> Text block:
TIDMEET 
 
RNS Number : 7977L 
European Equity Tranche Income Ltd. 
16 January 2009 
 

 
 
 
 
For release on 16 January 2009 
 
 
European Equity Tranche Income Limited ("EETI" or the "Company") 
 
 
Circular re proposed capital restructuring and details of share consolidation 
 
 
 
 
Following the Company's announcement on 12 December 2008 confirming that it had 
entered into a debt purchase agreement and a placing and subscription agreement 
with Scribona Nordic AB, the Board is pleased to announce that a circular (the 
"Circular") has today been sent to shareholders convening an extraordinary 
general meeting for 11 a.m. on Thursday 5 February 2009 to consider and, if 
thought fit, approve the following resolutions: 
 
 
  1.  To approve the issue of 927 million Ordinary Shares at a discount to the 
  prevailing net asset value per share, to de-list from the Channel Islands Stock 
  Exchange to save the costs and expenses in relation to such a listing and to 
  approve a consolidation of Ordinary Shares on the basis of one Consolidated 
  Share for every 100 Ordinary Shares in issue as further described below.

> Element and region listings:

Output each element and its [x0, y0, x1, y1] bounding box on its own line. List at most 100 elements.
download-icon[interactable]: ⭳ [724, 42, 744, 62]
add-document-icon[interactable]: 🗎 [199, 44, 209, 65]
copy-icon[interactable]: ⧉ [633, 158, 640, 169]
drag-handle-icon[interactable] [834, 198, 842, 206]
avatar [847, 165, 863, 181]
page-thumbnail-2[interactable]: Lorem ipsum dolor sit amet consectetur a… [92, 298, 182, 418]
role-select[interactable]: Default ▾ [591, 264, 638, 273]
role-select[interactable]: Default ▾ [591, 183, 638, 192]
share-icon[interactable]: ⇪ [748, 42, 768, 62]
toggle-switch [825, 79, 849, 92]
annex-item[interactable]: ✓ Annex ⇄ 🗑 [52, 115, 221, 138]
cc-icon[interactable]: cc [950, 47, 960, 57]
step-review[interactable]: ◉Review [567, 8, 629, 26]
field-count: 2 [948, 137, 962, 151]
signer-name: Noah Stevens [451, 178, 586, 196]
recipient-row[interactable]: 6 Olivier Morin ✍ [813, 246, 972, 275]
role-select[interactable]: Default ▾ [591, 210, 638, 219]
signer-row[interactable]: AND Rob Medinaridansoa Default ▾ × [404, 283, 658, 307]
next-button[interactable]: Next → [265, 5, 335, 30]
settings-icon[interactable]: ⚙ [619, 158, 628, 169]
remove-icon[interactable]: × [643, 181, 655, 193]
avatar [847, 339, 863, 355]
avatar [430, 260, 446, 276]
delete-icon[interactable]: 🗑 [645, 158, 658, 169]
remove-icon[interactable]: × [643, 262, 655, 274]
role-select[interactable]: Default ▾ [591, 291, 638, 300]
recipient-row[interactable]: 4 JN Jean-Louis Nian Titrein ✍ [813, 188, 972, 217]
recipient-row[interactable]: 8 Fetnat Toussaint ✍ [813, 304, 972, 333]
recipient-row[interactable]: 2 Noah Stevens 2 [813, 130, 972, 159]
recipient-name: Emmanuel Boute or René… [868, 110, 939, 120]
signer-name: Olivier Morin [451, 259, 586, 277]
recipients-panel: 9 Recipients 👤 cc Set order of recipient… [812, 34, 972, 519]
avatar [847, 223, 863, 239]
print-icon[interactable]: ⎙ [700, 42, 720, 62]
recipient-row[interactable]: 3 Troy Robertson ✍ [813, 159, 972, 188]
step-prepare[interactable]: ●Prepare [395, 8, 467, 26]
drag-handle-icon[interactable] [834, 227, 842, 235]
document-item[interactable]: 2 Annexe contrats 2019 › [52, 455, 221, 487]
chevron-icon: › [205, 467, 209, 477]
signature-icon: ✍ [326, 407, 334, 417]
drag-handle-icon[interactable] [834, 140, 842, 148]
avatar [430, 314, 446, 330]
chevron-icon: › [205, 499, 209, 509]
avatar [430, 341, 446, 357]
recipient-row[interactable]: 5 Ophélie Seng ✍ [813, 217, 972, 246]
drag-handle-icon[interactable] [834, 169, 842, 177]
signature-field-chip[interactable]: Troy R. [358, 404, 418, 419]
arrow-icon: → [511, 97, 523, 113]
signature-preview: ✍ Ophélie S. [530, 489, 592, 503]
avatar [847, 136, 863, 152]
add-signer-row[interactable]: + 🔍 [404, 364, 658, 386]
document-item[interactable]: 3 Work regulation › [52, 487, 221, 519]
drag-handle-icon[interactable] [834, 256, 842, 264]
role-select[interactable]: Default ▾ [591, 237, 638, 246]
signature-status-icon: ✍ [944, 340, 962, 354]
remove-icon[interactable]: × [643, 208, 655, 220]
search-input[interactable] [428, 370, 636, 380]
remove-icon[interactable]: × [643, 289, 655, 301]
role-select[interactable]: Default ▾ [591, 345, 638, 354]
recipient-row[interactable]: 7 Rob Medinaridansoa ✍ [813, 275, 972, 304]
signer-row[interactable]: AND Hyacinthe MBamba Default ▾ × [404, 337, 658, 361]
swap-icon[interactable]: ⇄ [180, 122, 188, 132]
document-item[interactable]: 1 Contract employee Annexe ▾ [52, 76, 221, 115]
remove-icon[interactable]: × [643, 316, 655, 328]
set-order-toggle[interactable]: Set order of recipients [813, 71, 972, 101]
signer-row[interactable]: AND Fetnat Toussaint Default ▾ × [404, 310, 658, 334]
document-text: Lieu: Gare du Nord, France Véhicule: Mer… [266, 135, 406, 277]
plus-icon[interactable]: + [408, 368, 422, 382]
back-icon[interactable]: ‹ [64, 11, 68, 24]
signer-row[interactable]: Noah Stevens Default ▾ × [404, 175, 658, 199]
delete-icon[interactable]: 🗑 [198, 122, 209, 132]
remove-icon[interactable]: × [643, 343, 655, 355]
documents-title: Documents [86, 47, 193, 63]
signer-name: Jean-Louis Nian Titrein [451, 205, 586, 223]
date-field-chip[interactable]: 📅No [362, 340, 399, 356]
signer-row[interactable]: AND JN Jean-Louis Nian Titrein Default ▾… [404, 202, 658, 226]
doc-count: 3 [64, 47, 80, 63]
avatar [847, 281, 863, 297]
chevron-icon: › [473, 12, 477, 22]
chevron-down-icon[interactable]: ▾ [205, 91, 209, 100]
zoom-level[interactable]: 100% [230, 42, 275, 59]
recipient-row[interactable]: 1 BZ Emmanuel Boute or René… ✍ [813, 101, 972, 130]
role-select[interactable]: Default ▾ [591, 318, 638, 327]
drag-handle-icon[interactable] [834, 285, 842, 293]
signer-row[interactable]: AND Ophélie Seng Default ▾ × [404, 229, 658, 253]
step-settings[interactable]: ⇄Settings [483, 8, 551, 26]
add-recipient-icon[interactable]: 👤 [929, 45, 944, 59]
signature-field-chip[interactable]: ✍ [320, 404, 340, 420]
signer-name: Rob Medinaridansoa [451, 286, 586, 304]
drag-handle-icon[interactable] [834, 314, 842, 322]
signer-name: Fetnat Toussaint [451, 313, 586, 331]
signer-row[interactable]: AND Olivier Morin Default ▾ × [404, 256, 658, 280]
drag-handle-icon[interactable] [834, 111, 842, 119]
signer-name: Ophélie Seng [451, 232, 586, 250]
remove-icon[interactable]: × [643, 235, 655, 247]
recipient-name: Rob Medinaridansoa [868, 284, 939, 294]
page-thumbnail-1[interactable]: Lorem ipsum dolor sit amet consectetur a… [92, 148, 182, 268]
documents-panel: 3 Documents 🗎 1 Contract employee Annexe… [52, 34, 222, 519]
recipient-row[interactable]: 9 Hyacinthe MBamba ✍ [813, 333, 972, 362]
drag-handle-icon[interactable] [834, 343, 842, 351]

> Written exercise:
According to the announcement, at what time and on what date is the extraordinary general meeting set to take place?

> Task answer:
11 a.m. on Thursday 5 February 2009.